##### Records supplied

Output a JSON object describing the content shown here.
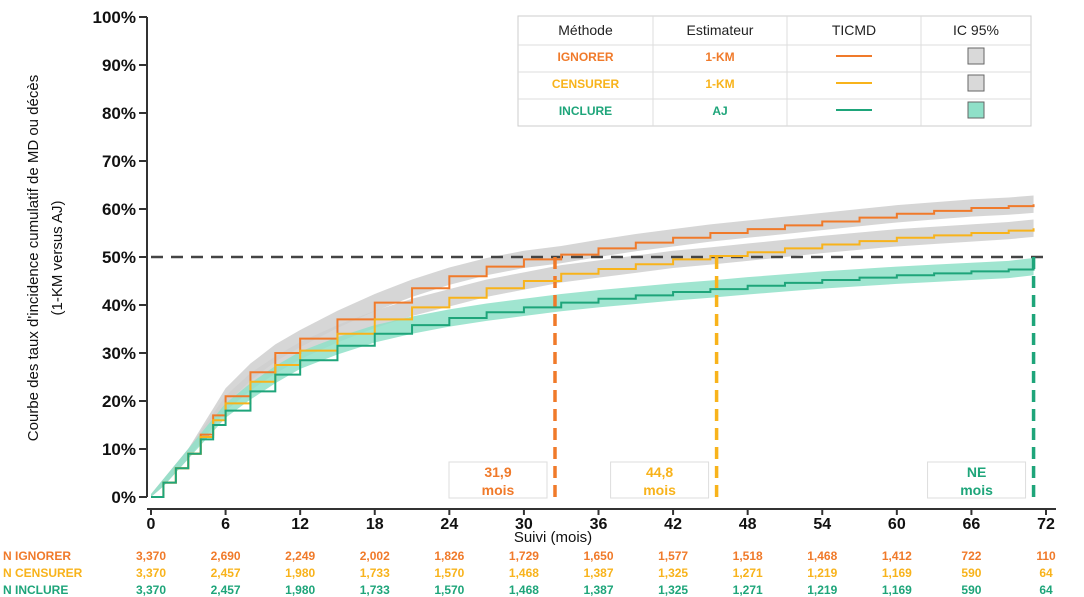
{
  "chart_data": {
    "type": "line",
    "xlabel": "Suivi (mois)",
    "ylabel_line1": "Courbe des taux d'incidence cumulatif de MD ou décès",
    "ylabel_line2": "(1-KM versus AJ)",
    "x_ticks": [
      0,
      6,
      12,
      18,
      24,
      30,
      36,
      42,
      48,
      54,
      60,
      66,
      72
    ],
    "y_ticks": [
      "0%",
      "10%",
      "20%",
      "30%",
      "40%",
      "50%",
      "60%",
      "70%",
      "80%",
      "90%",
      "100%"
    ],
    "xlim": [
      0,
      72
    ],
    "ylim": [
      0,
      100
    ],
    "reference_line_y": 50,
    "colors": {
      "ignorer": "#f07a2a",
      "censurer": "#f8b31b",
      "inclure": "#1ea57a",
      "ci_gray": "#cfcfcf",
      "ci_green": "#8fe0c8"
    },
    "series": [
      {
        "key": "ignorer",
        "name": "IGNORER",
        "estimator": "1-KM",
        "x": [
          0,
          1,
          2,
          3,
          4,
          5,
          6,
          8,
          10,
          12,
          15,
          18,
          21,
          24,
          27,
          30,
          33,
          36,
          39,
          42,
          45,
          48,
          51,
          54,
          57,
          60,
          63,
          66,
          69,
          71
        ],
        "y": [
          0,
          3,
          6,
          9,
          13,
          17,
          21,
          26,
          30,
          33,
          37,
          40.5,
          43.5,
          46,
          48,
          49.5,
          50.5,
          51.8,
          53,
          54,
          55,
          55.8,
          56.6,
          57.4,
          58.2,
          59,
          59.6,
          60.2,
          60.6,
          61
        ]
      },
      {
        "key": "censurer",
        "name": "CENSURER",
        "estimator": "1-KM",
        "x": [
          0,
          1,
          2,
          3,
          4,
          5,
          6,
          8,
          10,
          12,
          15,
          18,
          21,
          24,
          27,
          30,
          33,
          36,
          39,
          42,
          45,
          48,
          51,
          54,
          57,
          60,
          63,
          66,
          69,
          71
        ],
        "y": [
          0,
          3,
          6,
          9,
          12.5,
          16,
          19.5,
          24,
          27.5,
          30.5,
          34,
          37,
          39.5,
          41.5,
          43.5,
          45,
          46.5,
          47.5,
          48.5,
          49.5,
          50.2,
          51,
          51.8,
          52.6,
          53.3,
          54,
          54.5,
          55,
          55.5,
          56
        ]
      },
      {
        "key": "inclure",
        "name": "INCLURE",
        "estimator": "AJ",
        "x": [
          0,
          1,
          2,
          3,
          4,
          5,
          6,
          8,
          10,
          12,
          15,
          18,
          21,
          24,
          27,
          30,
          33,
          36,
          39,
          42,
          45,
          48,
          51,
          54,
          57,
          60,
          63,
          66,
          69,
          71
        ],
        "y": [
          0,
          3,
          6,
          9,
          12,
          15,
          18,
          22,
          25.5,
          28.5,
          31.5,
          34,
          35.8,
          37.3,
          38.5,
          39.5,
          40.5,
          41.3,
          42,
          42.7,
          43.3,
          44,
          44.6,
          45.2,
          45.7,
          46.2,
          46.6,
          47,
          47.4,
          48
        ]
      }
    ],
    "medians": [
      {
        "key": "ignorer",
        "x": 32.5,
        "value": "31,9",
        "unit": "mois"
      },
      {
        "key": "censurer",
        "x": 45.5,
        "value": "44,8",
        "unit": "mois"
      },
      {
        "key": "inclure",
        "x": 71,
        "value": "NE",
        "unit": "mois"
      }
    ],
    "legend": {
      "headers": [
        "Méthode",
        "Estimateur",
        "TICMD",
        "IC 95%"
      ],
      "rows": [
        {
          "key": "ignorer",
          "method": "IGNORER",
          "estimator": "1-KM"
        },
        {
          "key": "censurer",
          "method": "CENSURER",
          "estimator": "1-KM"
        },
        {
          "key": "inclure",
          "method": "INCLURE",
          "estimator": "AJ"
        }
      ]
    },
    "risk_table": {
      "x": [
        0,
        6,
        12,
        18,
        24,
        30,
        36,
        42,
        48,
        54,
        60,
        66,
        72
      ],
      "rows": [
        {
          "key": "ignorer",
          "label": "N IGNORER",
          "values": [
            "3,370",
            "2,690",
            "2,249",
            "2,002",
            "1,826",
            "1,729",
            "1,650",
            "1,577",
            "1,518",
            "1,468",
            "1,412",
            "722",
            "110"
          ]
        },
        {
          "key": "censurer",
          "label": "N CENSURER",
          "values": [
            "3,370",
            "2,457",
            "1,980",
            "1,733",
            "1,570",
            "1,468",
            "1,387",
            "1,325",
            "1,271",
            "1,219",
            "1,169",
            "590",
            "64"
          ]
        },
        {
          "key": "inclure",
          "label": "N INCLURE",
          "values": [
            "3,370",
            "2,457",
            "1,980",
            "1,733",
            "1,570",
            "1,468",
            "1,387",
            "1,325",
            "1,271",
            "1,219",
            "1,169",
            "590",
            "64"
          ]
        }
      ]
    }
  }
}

##########
##### Records supplied

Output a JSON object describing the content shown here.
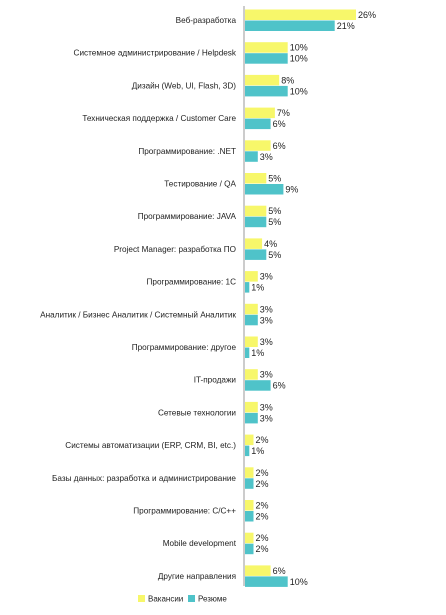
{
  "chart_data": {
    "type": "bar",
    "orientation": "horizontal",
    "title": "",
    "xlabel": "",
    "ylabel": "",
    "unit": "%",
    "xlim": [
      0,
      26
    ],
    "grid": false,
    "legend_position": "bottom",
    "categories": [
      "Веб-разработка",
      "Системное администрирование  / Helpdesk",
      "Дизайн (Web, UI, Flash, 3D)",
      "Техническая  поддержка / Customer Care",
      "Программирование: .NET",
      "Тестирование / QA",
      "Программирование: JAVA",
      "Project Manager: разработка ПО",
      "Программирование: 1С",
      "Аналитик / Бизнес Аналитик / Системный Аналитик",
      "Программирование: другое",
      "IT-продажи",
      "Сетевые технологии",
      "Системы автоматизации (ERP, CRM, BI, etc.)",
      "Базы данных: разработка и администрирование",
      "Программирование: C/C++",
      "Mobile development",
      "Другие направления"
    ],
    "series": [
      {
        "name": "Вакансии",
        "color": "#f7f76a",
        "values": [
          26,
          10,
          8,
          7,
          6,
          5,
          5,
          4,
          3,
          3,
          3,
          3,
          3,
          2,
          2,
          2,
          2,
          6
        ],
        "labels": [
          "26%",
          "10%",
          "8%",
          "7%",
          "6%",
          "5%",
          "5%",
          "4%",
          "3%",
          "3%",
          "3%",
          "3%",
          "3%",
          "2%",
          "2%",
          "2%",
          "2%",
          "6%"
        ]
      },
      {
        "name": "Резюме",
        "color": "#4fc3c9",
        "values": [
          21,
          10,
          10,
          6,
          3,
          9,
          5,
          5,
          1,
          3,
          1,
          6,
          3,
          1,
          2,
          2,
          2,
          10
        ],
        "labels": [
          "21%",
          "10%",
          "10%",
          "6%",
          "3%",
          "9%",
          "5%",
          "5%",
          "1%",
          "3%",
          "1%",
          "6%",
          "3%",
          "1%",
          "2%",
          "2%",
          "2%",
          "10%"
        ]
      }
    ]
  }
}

##########

Directions — Your task is to gather all lines from the entries above that hold the word "администрирование".

Task answer —
      "Системное администрирование  / Helpdesk",
      "Базы данных: разработка и администрирование",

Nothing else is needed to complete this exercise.